- **SET EXERCISE**
Please reproduce the listing below line for line, leaving out the pictures.

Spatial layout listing
+ + + + + + +

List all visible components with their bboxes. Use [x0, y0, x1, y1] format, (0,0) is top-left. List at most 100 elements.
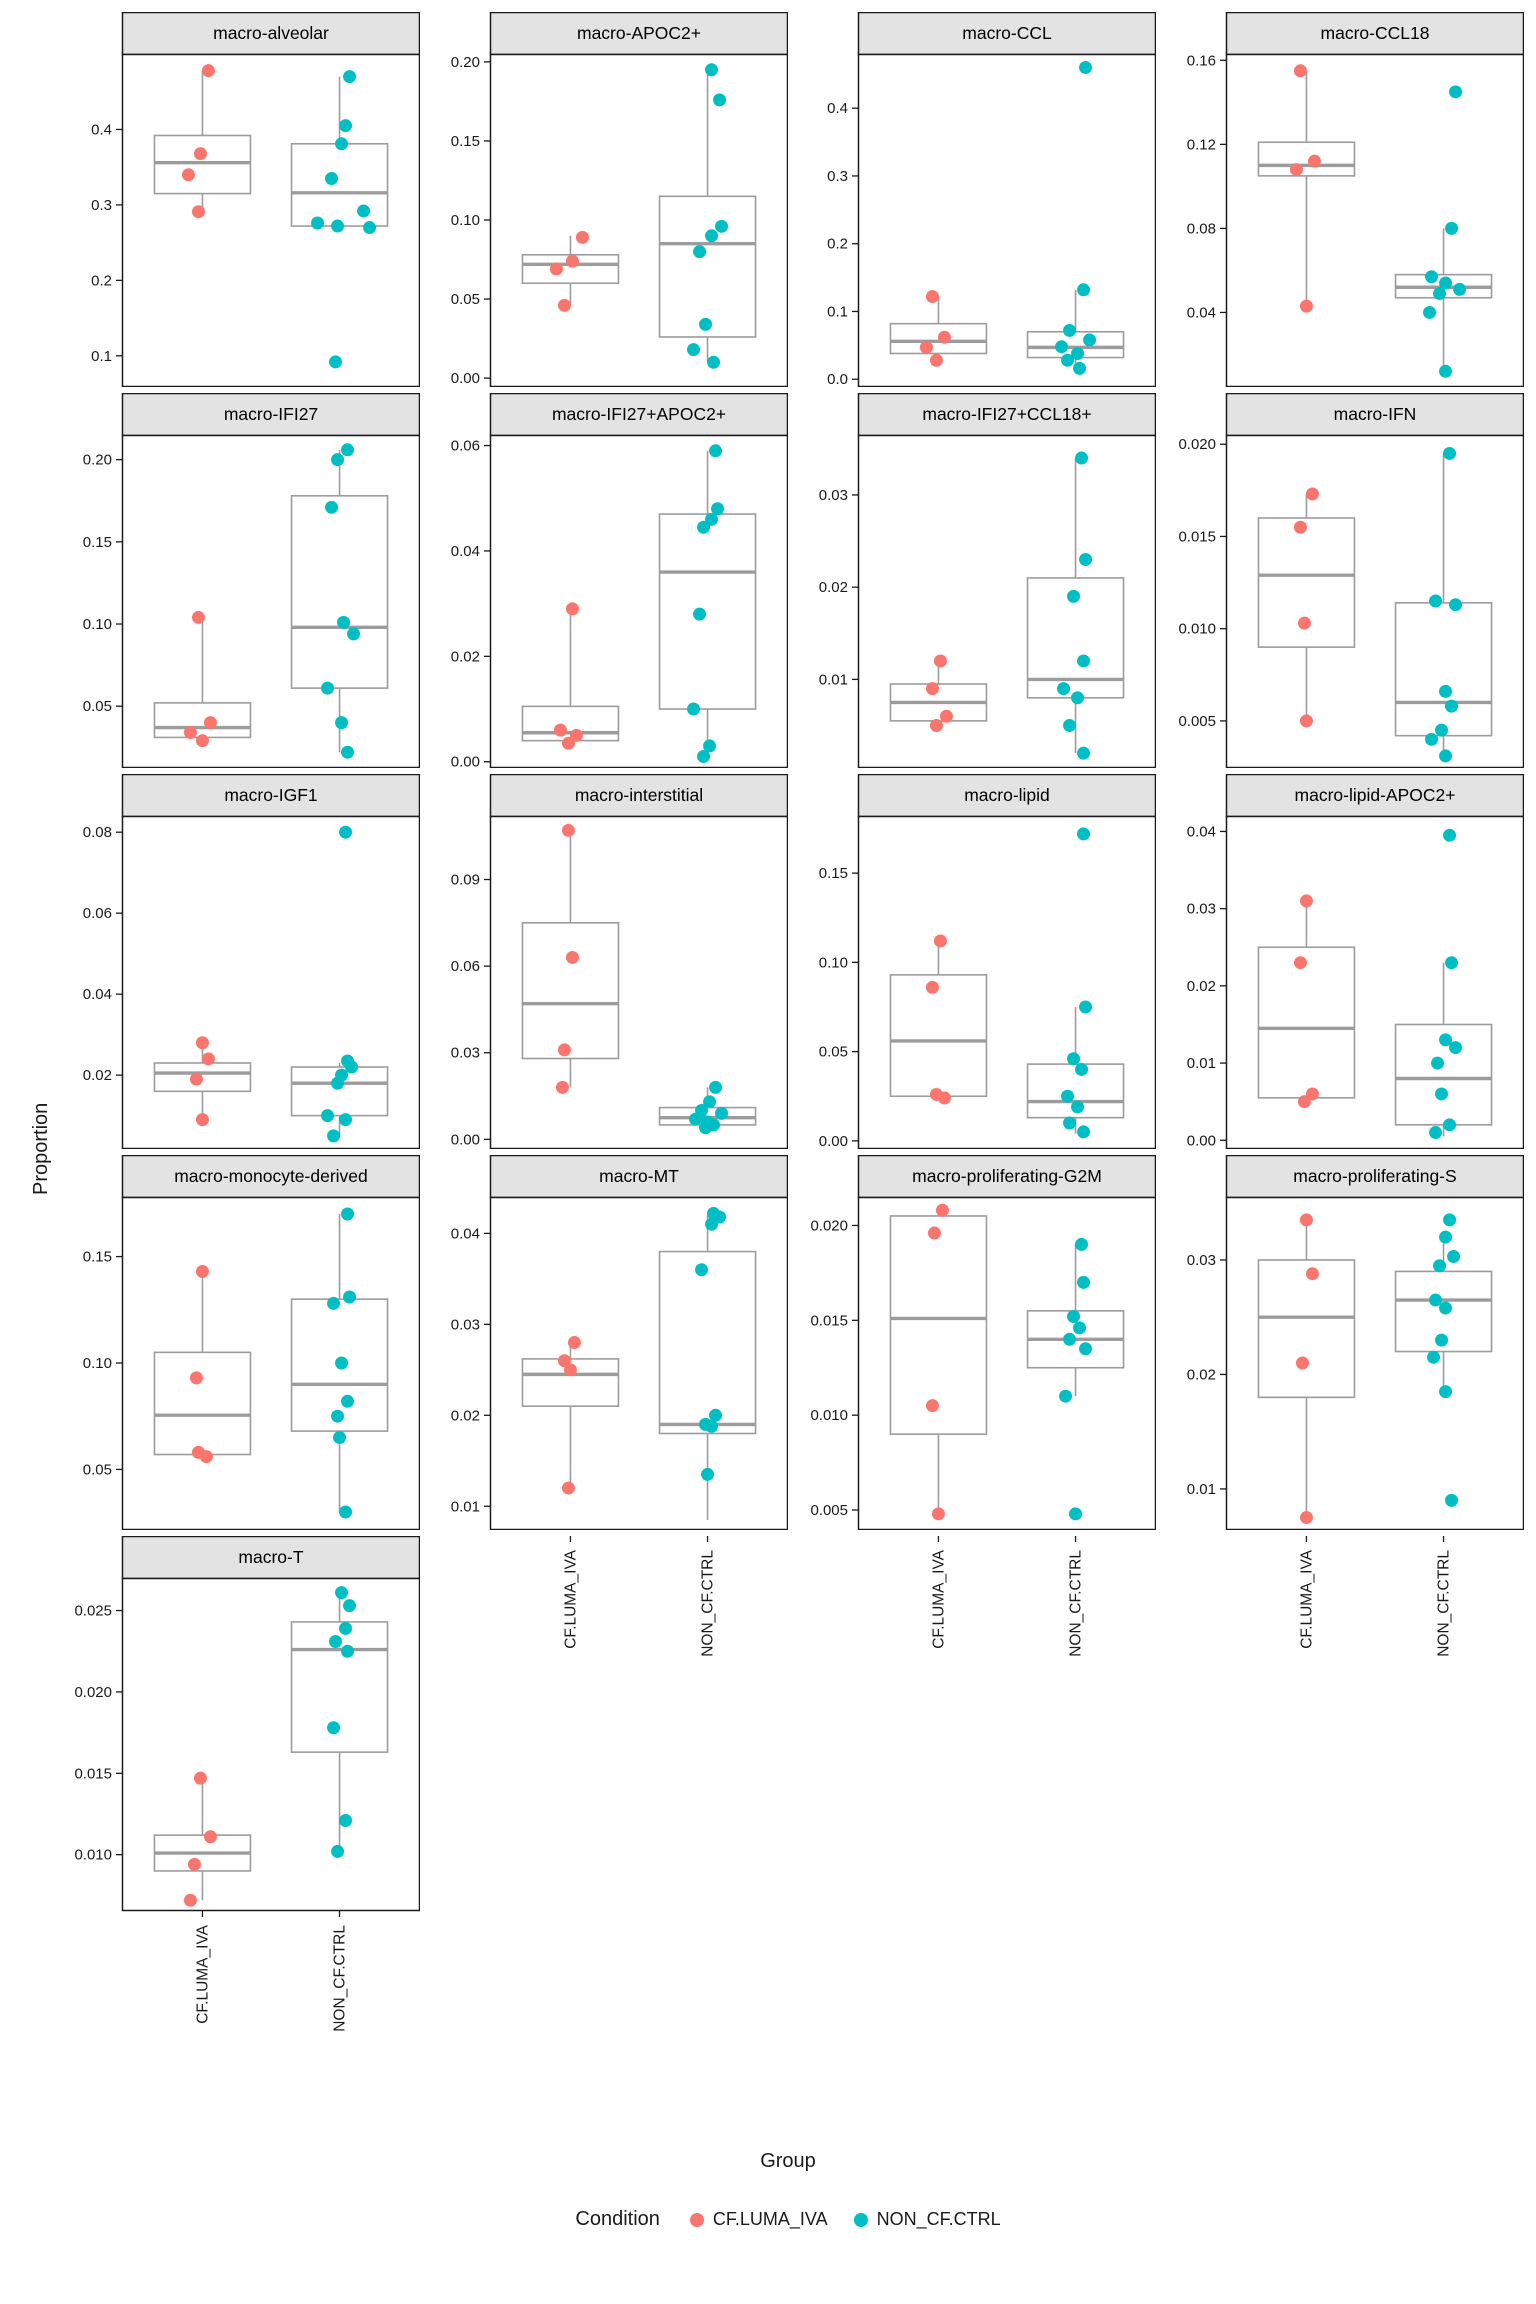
- facet-title: macro-proliferating-S: [1293, 1166, 1456, 1186]
- y-tick-label: 0.00: [451, 1131, 480, 1148]
- data-point: [925, 682, 939, 696]
- data-point: [1295, 1356, 1309, 1370]
- y-tick-label: 0.20: [83, 452, 112, 469]
- facet-macro-IFI27: macro-IFI27 0.05 0.10 0.15 0.20: [83, 392, 421, 769]
- y-tick-label: 0.3: [827, 168, 848, 185]
- facet-strip: [489, 1154, 789, 1199]
- data-point: [203, 1830, 217, 1844]
- facet-title: macro-proliferating-G2M: [912, 1166, 1102, 1186]
- y-axis-title: Proportion: [30, 1102, 52, 1195]
- y-tick-label: 0.15: [451, 133, 480, 150]
- data-point: [339, 1505, 353, 1519]
- data-point: [1073, 361, 1087, 375]
- y-tick-label: 0.02: [83, 1067, 112, 1084]
- data-point: [1439, 1301, 1453, 1315]
- data-point: [1439, 1385, 1453, 1399]
- data-point: [1077, 827, 1091, 841]
- data-point: [335, 1586, 349, 1600]
- y-tick-label: 0.03: [451, 1045, 480, 1062]
- data-point: [1425, 732, 1439, 746]
- legend-title: Condition: [575, 2208, 660, 2230]
- data-point: [697, 520, 711, 534]
- boxplot-box: [1257, 141, 1356, 177]
- y-tick-label: 0.025: [74, 1603, 112, 1620]
- facet-title: macro-CCL: [962, 23, 1052, 43]
- data-point: [201, 64, 215, 78]
- facet-cell: macro-IFI27+APOC2+ 0.00 0.02 0.04 0.06: [420, 392, 789, 771]
- y-tick-label: 0.05: [819, 1044, 848, 1061]
- data-point: [193, 1771, 207, 1785]
- y-tick-label: 0.010: [74, 1847, 112, 1864]
- facet-macro-CCL18: macro-CCL18 0.04 0.08 0.12 0.16: [1187, 11, 1525, 388]
- data-point: [925, 1399, 939, 1413]
- facet-strip: [857, 773, 1157, 818]
- facet-panel: [1225, 53, 1525, 388]
- data-point: [1305, 1267, 1319, 1281]
- data-point: [693, 245, 707, 259]
- data-point: [321, 1109, 335, 1123]
- data-point: [1297, 616, 1311, 630]
- facet-title: macro-IFI27: [224, 404, 318, 424]
- y-tick-label: 0.06: [451, 438, 480, 455]
- y-tick-label: 0.02: [1187, 978, 1216, 995]
- x-axis-labels-col-3: CF.LUMA_IVA NON_CF.CTRL: [930, 1536, 1085, 1657]
- y-tick-label: 0.01: [819, 671, 848, 688]
- data-point: [195, 734, 209, 748]
- facet-cell: macro-proliferating-G2M 0.005 0.010 0.015 0.…: [788, 1154, 1157, 1531]
- data-point: [1443, 1118, 1457, 1132]
- data-point: [191, 205, 205, 219]
- data-point: [347, 627, 361, 641]
- data-point: [343, 70, 357, 84]
- data-point: [339, 119, 353, 133]
- facet-macro-monocyte-derived: macro-monocyte-derived 0.05 0.10 0.15: [83, 1154, 421, 1531]
- facet-title: macro-IFI27+APOC2+: [552, 404, 726, 424]
- facet-cell: macro-alveolar 0.1 0.2 0.3 0.4: [52, 11, 421, 388]
- facet-strip: [489, 773, 789, 818]
- y-tick-label: 0.020: [74, 1684, 112, 1701]
- data-point: [931, 1507, 945, 1521]
- facet-cell: macro-lipid-APOC2+ 0.00 0.01 0.02 0.03 0.04: [1156, 773, 1525, 1149]
- y-tick-label: 0.15: [83, 534, 112, 551]
- data-point: [195, 1264, 209, 1278]
- data-point: [565, 950, 579, 964]
- data-point: [183, 1893, 197, 1907]
- facet-title: macro-lipid-APOC2+: [1295, 785, 1456, 805]
- data-point: [703, 739, 717, 753]
- facet-macro-CCL: macro-CCL 0.0 0.1 0.2 0.3 0.4: [827, 11, 1157, 388]
- data-point: [919, 340, 933, 354]
- data-point: [1431, 1056, 1445, 1070]
- data-point: [321, 681, 335, 695]
- y-tick-label: 0.00: [451, 370, 480, 387]
- y-tick-label: 0.03: [819, 487, 848, 504]
- data-point: [1429, 1126, 1443, 1140]
- y-tick-label: 0.3: [91, 197, 112, 214]
- data-point: [339, 825, 353, 839]
- y-tick-label: 0.05: [451, 291, 480, 308]
- data-point: [705, 63, 719, 77]
- legend-entry-cf-luma-iva: CF.LUMA_IVA: [689, 2209, 828, 2230]
- data-point: [343, 1599, 357, 1613]
- data-point: [1449, 1041, 1463, 1055]
- data-point: [1079, 1342, 1093, 1356]
- boxplot-box: [1026, 330, 1125, 359]
- facet-macro-alveolar: macro-alveolar 0.1 0.2 0.3 0.4: [91, 11, 421, 388]
- data-point: [699, 1121, 713, 1135]
- data-point: [199, 1450, 213, 1464]
- data-point: [189, 1072, 203, 1086]
- facet-strip: [1225, 1154, 1525, 1199]
- boxplot-box: [1394, 602, 1493, 737]
- y-tick-label: 0.1: [91, 348, 112, 365]
- y-tick-label: 0.1: [827, 303, 848, 320]
- data-point: [1305, 1087, 1319, 1101]
- data-point: [939, 709, 953, 723]
- data-point: [1443, 828, 1457, 842]
- data-point: [1439, 749, 1453, 763]
- y-tick-label: 0.04: [83, 986, 112, 1003]
- data-point: [709, 444, 723, 458]
- facet-cell: CF.LUMA_IVA NON_CF.CTRL: [1156, 1536, 1524, 2126]
- data-point: [925, 980, 939, 994]
- data-point: [203, 716, 217, 730]
- data-point: [1077, 654, 1091, 668]
- legend-dot-cf-luma-iva: [689, 2212, 704, 2227]
- facet-strip: [1225, 773, 1525, 818]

+ + + + + + +

- **EXERCISE SOLUTION**
List all visible components with their bboxes. Use [x0, y0, x1, y1] format, (0,0) is top-left. List at most 100 elements.
- facet-title: macro-proliferating-S: [1293, 1166, 1456, 1186]
- y-tick-label: 0.00: [451, 1131, 480, 1148]
- data-point: [925, 682, 939, 696]
- data-point: [1295, 1356, 1309, 1370]
- y-tick-label: 0.20: [83, 452, 112, 469]
- facet-macro-IFI27: macro-IFI27 0.05 0.10 0.15 0.20: [83, 392, 421, 769]
- y-tick-label: 0.3: [827, 168, 848, 185]
- facet-strip: [489, 1154, 789, 1199]
- data-point: [203, 1830, 217, 1844]
- facet-title: macro-proliferating-G2M: [912, 1166, 1102, 1186]
- y-axis-title: Proportion: [30, 1102, 52, 1195]
- y-tick-label: 0.15: [451, 133, 480, 150]
- data-point: [339, 1505, 353, 1519]
- data-point: [1073, 361, 1087, 375]
- y-tick-label: 0.02: [83, 1067, 112, 1084]
- data-point: [1439, 1301, 1453, 1315]
- data-point: [1439, 1385, 1453, 1399]
- data-point: [1077, 827, 1091, 841]
- data-point: [335, 1586, 349, 1600]
- y-tick-label: 0.03: [451, 1045, 480, 1062]
- data-point: [1425, 732, 1439, 746]
- legend-title: Condition: [575, 2208, 660, 2230]
- data-point: [697, 520, 711, 534]
- boxplot-box: [1257, 141, 1356, 177]
- y-tick-label: 0.025: [74, 1603, 112, 1620]
- facet-title: macro-CCL: [962, 23, 1052, 43]
- data-point: [201, 64, 215, 78]
- facet-cell: macro-IFI27+APOC2+ 0.00 0.02 0.04 0.06: [420, 392, 789, 771]
- y-tick-label: 0.05: [819, 1044, 848, 1061]
- data-point: [193, 1771, 207, 1785]
- y-tick-label: 0.010: [74, 1847, 112, 1864]
- facet-macro-CCL18: macro-CCL18 0.04 0.08 0.12 0.16: [1187, 11, 1525, 388]
- data-point: [925, 1399, 939, 1413]
- facet-strip: [857, 773, 1157, 818]
- facet-panel: [1225, 53, 1525, 388]
- data-point: [1305, 1267, 1319, 1281]
- data-point: [693, 245, 707, 259]
- data-point: [321, 1109, 335, 1123]
- data-point: [1297, 616, 1311, 630]
- facet-title: macro-IFI27: [224, 404, 318, 424]
- y-tick-label: 0.06: [451, 438, 480, 455]
- y-tick-label: 0.02: [1187, 978, 1216, 995]
- x-axis-labels-col-3: CF.LUMA_IVA NON_CF.CTRL: [930, 1536, 1085, 1657]
- y-tick-label: 0.01: [819, 671, 848, 688]
- data-point: [195, 734, 209, 748]
- facet-cell: macro-proliferating-G2M 0.005 0.010 0.015 0.…: [788, 1154, 1157, 1531]
- data-point: [1443, 1118, 1457, 1132]
- data-point: [191, 205, 205, 219]
- data-point: [347, 627, 361, 641]
- data-point: [343, 70, 357, 84]
- data-point: [339, 119, 353, 133]
- facet-macro-monocyte-derived: macro-monocyte-derived 0.05 0.10 0.15: [83, 1154, 421, 1531]
- facet-title: macro-IFI27+APOC2+: [552, 404, 726, 424]
- facet-cell: macro-alveolar 0.1 0.2 0.3 0.4: [52, 11, 421, 388]
- facet-strip: [489, 773, 789, 818]
- y-tick-label: 0.020: [74, 1684, 112, 1701]
- data-point: [931, 1507, 945, 1521]
- facet-cell: macro-lipid-APOC2+ 0.00 0.01 0.02 0.03 0.04: [1156, 773, 1525, 1149]
- y-tick-label: 0.15: [83, 534, 112, 551]
- data-point: [195, 1264, 209, 1278]
- data-point: [565, 950, 579, 964]
- data-point: [183, 1893, 197, 1907]
- facet-title: macro-lipid-APOC2+: [1295, 785, 1456, 805]
- data-point: [703, 739, 717, 753]
- facet-macro-CCL: macro-CCL 0.0 0.1 0.2 0.3 0.4: [827, 11, 1157, 388]
- data-point: [919, 340, 933, 354]
- data-point: [1431, 1056, 1445, 1070]
- data-point: [321, 681, 335, 695]
- y-tick-label: 0.00: [451, 370, 480, 387]
- y-tick-label: 0.03: [819, 487, 848, 504]
- data-point: [1429, 1126, 1443, 1140]
- y-tick-label: 0.3: [91, 197, 112, 214]
- data-point: [339, 825, 353, 839]
- y-tick-label: 0.05: [451, 291, 480, 308]
- data-point: [705, 63, 719, 77]
- legend-entry-cf-luma-iva: CF.LUMA_IVA: [689, 2209, 828, 2230]
- data-point: [343, 1599, 357, 1613]
- data-point: [1449, 1041, 1463, 1055]
- data-point: [1079, 1342, 1093, 1356]
- boxplot-box: [1026, 330, 1125, 359]
- facet-macro-alveolar: macro-alveolar 0.1 0.2 0.3 0.4: [91, 11, 421, 388]
- data-point: [699, 1121, 713, 1135]
- data-point: [199, 1450, 213, 1464]
- data-point: [189, 1072, 203, 1086]
- facet-strip: [1225, 1154, 1525, 1199]
- boxplot-box: [1394, 602, 1493, 737]
- y-tick-label: 0.1: [91, 348, 112, 365]
- y-tick-label: 0.1: [827, 303, 848, 320]
- data-point: [1305, 1087, 1319, 1101]
- data-point: [939, 709, 953, 723]
- data-point: [1443, 828, 1457, 842]
- data-point: [1439, 749, 1453, 763]
- y-tick-label: 0.04: [83, 986, 112, 1003]
- data-point: [709, 444, 723, 458]
- facet-cell: CF.LUMA_IVA NON_CF.CTRL: [1156, 1536, 1524, 2126]
- data-point: [925, 980, 939, 994]
- data-point: [203, 716, 217, 730]
- data-point: [1077, 654, 1091, 668]
- legend-dot-cf-luma-iva: [689, 2212, 704, 2227]
- facet-strip: [1225, 773, 1525, 818]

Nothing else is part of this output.